= Directions for this task =
Work through the data below and give the number of lines holding "empleo", nothing more.

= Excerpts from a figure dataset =
## BEGIN

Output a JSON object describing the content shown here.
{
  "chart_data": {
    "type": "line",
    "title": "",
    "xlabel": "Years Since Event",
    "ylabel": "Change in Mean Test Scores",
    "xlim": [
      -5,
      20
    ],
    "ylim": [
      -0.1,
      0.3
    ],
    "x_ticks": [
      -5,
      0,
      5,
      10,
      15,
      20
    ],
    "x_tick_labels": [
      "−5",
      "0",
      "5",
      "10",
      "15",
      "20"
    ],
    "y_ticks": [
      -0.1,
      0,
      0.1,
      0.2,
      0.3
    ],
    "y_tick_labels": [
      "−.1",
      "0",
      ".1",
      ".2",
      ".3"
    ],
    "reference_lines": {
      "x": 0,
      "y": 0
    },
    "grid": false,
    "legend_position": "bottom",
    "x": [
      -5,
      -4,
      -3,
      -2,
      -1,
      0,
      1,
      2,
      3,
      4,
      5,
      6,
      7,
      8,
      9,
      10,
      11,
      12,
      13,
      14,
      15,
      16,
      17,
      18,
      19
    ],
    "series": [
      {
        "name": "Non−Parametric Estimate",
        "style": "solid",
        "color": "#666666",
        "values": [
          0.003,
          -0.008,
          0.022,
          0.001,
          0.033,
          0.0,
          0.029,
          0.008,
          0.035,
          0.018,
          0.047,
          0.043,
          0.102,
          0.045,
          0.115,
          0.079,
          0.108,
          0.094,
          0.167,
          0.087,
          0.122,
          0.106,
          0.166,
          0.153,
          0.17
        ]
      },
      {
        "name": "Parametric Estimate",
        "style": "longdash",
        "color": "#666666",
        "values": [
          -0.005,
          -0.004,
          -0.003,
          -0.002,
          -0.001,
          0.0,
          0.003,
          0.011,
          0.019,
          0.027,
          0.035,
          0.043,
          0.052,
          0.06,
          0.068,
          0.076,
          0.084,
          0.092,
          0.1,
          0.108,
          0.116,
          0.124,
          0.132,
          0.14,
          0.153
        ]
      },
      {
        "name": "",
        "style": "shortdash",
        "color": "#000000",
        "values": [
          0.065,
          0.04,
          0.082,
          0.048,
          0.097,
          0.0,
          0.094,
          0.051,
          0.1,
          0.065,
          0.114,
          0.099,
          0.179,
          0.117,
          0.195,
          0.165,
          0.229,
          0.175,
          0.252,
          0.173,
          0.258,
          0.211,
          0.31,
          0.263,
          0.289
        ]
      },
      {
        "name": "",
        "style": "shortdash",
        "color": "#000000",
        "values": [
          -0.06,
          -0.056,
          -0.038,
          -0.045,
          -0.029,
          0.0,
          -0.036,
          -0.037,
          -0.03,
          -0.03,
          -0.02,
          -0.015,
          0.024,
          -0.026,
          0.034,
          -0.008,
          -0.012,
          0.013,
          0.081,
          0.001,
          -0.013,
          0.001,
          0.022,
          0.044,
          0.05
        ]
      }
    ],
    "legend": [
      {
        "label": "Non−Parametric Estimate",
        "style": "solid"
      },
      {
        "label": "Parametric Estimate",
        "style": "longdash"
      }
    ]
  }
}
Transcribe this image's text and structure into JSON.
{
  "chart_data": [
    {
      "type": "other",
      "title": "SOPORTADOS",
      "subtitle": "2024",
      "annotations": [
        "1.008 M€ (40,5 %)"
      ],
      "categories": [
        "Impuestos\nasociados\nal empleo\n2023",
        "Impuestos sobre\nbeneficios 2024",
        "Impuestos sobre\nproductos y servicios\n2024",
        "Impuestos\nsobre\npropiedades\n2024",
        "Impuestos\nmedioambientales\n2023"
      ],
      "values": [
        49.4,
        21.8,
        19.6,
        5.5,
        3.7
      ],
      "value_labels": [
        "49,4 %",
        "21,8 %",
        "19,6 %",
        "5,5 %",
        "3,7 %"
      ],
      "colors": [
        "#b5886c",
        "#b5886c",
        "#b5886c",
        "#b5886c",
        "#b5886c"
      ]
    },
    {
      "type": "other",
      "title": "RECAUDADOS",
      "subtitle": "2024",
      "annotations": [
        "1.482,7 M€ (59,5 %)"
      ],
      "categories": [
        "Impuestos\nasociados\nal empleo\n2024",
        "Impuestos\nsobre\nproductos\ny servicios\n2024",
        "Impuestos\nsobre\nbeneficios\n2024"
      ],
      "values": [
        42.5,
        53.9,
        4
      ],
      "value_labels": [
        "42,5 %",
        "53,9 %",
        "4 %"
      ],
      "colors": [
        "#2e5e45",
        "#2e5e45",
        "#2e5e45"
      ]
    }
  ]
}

## END

= Answer to the problem =
2